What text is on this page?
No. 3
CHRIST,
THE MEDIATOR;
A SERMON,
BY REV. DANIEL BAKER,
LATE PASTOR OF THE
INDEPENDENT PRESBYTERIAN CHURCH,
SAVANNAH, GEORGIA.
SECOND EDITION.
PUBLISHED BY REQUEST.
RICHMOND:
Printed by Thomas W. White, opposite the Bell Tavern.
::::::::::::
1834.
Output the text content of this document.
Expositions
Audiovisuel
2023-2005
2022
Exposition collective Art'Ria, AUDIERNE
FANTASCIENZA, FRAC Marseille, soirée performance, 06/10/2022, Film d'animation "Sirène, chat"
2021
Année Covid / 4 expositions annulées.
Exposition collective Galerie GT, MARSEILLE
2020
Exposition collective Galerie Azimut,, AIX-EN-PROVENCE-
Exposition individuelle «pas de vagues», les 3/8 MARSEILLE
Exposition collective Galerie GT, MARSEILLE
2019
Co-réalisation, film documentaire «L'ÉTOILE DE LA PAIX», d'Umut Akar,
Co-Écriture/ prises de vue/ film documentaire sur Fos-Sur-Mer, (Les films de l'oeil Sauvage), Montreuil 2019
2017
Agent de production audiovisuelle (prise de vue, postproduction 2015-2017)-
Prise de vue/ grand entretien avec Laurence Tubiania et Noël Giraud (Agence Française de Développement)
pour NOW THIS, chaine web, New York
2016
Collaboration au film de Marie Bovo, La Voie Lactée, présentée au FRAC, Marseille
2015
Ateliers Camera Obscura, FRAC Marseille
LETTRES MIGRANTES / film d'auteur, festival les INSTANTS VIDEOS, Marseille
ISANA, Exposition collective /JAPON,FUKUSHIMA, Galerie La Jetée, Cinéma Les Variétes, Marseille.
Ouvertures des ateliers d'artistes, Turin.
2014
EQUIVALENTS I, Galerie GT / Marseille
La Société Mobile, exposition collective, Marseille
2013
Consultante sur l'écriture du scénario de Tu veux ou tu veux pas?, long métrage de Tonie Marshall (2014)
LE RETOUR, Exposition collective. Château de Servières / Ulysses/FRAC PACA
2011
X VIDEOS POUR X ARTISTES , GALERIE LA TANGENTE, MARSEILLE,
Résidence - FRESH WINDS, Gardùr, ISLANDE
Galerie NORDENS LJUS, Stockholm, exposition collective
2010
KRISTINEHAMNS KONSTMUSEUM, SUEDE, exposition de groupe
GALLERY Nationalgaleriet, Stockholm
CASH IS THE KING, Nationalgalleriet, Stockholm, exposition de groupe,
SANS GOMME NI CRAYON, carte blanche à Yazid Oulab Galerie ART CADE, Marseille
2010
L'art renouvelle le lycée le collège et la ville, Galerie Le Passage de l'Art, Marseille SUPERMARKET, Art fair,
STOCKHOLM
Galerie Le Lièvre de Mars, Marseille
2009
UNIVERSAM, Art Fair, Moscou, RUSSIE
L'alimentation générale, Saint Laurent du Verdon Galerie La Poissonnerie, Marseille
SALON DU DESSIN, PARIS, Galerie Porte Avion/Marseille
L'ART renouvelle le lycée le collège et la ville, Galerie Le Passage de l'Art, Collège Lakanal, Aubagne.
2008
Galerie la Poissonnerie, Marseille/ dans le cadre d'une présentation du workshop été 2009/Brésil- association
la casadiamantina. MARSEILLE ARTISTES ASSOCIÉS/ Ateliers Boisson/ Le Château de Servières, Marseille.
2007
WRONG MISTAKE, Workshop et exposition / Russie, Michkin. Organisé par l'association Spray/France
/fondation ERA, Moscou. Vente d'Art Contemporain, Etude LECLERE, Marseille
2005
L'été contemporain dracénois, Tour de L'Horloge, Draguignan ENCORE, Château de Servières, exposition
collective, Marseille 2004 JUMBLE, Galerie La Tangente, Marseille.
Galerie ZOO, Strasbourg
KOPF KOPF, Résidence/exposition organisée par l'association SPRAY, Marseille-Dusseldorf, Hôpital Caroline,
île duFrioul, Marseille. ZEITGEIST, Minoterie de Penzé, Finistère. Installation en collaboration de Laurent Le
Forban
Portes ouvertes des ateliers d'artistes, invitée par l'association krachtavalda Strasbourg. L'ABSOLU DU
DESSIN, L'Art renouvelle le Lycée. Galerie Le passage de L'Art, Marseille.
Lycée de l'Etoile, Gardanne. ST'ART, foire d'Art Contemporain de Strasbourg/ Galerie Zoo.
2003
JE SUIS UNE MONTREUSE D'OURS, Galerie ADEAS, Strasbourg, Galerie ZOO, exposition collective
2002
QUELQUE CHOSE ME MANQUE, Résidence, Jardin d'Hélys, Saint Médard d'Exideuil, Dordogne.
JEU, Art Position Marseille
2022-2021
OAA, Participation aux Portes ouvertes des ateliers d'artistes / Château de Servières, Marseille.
____
■ **WHAT IS BEING ASKED**: Extract the full listing above without altering anything.

■ **RESPONSE FOR THIS EXERCISE**:
What text is on this page?
No. 3
CHRIST,
THE MEDIATOR;
A SERMON,
BY REV. DANIEL BAKER,
LATE PASTOR OF THE
INDEPENDENT PRESBYTERIAN CHURCH,
SAVANNAH, GEORGIA.
SECOND EDITION.
PUBLISHED BY REQUEST.
RICHMOND:
Printed by Thomas W. White, opposite the Bell Tavern.
::::::::::::
1834.
Output the text content of this document.
Expositions
Audiovisuel
2023-2005
2022
Exposition collective Art'Ria, AUDIERNE
FANTASCIENZA, FRAC Marseille, soirée performance, 06/10/2022, Film d'animation "Sirène, chat"
2021
Année Covid / 4 expositions annulées.
Exposition collective Galerie GT, MARSEILLE
2020
Exposition collective Galerie Azimut,, AIX-EN-PROVENCE-
Exposition individuelle «pas de vagues», les 3/8 MARSEILLE
Exposition collective Galerie GT, MARSEILLE
2019
Co-réalisation, film documentaire «L'ÉTOILE DE LA PAIX», d'Umut Akar,
Co-Écriture/ prises de vue/ film documentaire sur Fos-Sur-Mer, (Les films de l'oeil Sauvage), Montreuil 2019
2017
Agent de production audiovisuelle (prise de vue, postproduction 2015-2017)-
Prise de vue/ grand entretien avec Laurence Tubiania et Noël Giraud (Agence Française de Développement)
pour NOW THIS, chaine web, New York
2016
Collaboration au film de Marie Bovo, La Voie Lactée, présentée au FRAC, Marseille
2015
Ateliers Camera Obscura, FRAC Marseille
LETTRES MIGRANTES / film d'auteur, festival les INSTANTS VIDEOS, Marseille
ISANA, Exposition collective /JAPON,FUKUSHIMA, Galerie La Jetée, Cinéma Les Variétes, Marseille.
Ouvertures des ateliers d'artistes, Turin.
2014
EQUIVALENTS I, Galerie GT / Marseille
La Société Mobile, exposition collective, Marseille
2013
Consultante sur l'écriture du scénario de Tu veux ou tu veux pas?, long métrage de Tonie Marshall (2014)
LE RETOUR, Exposition collective. Château de Servières / Ulysses/FRAC PACA
2011
X VIDEOS POUR X ARTISTES , GALERIE LA TANGENTE, MARSEILLE,
Résidence - FRESH WINDS, Gardùr, ISLANDE
Galerie NORDENS LJUS, Stockholm, exposition collective
2010
KRISTINEHAMNS KONSTMUSEUM, SUEDE, exposition de groupe
GALLERY Nationalgaleriet, Stockholm
CASH IS THE KING, Nationalgalleriet, Stockholm, exposition de groupe,
SANS GOMME NI CRAYON, carte blanche à Yazid Oulab Galerie ART CADE, Marseille
2010
L'art renouvelle le lycée le collège et la ville, Galerie Le Passage de l'Art, Marseille SUPERMARKET, Art fair,
STOCKHOLM
Galerie Le Lièvre de Mars, Marseille
2009
UNIVERSAM, Art Fair, Moscou, RUSSIE
L'alimentation générale, Saint Laurent du Verdon Galerie La Poissonnerie, Marseille
SALON DU DESSIN, PARIS, Galerie Porte Avion/Marseille
L'ART renouvelle le lycée le collège et la ville, Galerie Le Passage de l'Art, Collège Lakanal, Aubagne.
2008
Galerie la Poissonnerie, Marseille/ dans le cadre d'une présentation du workshop été 2009/Brésil- association
la casadiamantina. MARSEILLE ARTISTES ASSOCIÉS/ Ateliers Boisson/ Le Château de Servières, Marseille.
2007
WRONG MISTAKE, Workshop et exposition / Russie, Michkin. Organisé par l'association Spray/France
/fondation ERA, Moscou. Vente d'Art Contemporain, Etude LECLERE, Marseille
2005
L'été contemporain dracénois, Tour de L'Horloge, Draguignan ENCORE, Château de Servières, exposition
collective, Marseille 2004 JUMBLE, Galerie La Tangente, Marseille.
Galerie ZOO, Strasbourg
KOPF KOPF, Résidence/exposition organisée par l'association SPRAY, Marseille-Dusseldorf, Hôpital Caroline,
île duFrioul, Marseille. ZEITGEIST, Minoterie de Penzé, Finistère. Installation en collaboration de Laurent Le
Forban
Portes ouvertes des ateliers d'artistes, invitée par l'association krachtavalda Strasbourg. L'ABSOLU DU
DESSIN, L'Art renouvelle le Lycée. Galerie Le passage de L'Art, Marseille.
Lycée de l'Etoile, Gardanne. ST'ART, foire d'Art Contemporain de Strasbourg/ Galerie Zoo.
2003
JE SUIS UNE MONTREUSE D'OURS, Galerie ADEAS, Strasbourg, Galerie ZOO, exposition collective
2002
QUELQUE CHOSE ME MANQUE, Résidence, Jardin d'Hélys, Saint Médard d'Exideuil, Dordogne.
JEU, Art Position Marseille
2022-2021
OAA, Participation aux Portes ouvertes des ateliers d'artistes / Château de Servières, Marseille.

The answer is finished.